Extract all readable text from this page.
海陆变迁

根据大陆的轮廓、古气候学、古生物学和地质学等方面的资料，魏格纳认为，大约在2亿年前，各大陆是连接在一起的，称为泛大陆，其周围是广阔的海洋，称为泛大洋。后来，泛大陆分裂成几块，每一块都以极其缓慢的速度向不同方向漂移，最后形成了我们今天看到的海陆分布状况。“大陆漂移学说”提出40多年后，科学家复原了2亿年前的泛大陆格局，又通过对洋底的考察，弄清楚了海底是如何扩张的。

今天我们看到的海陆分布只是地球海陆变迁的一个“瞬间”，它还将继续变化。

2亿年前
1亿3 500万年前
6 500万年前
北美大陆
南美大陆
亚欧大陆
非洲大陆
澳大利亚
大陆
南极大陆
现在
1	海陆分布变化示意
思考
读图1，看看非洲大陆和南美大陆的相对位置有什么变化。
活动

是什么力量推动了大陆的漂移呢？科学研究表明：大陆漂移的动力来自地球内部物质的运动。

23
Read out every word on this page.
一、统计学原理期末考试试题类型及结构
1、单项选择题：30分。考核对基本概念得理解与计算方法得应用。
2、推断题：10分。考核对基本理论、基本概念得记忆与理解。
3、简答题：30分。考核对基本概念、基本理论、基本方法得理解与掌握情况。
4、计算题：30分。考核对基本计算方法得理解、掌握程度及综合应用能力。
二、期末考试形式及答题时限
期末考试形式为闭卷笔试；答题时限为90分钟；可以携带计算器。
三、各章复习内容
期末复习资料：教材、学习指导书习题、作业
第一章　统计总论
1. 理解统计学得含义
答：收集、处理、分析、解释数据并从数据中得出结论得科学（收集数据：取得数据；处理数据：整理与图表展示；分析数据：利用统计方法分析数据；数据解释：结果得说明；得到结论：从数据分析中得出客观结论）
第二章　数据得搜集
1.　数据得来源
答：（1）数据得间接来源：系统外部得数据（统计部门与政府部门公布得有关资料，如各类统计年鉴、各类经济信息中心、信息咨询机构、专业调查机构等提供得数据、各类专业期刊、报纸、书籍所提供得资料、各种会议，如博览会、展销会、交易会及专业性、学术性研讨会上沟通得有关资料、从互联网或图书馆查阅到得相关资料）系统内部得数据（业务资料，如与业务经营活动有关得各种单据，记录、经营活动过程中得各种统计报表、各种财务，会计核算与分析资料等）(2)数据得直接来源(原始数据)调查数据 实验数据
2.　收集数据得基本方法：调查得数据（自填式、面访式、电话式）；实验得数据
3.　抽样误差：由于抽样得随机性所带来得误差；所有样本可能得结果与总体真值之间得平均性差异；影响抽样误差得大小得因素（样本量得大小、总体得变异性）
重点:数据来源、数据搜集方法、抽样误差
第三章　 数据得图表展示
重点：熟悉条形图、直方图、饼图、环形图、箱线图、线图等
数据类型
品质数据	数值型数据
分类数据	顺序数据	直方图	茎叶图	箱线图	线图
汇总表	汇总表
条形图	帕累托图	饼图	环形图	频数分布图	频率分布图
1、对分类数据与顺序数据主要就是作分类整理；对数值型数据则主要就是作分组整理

WHAT IS ASKED —
Pick out all the lines with the word "page" in them and copy them.

OUTPUT FOR THIS TASK —
Extract all readable text from this page.
Read out every word on this page.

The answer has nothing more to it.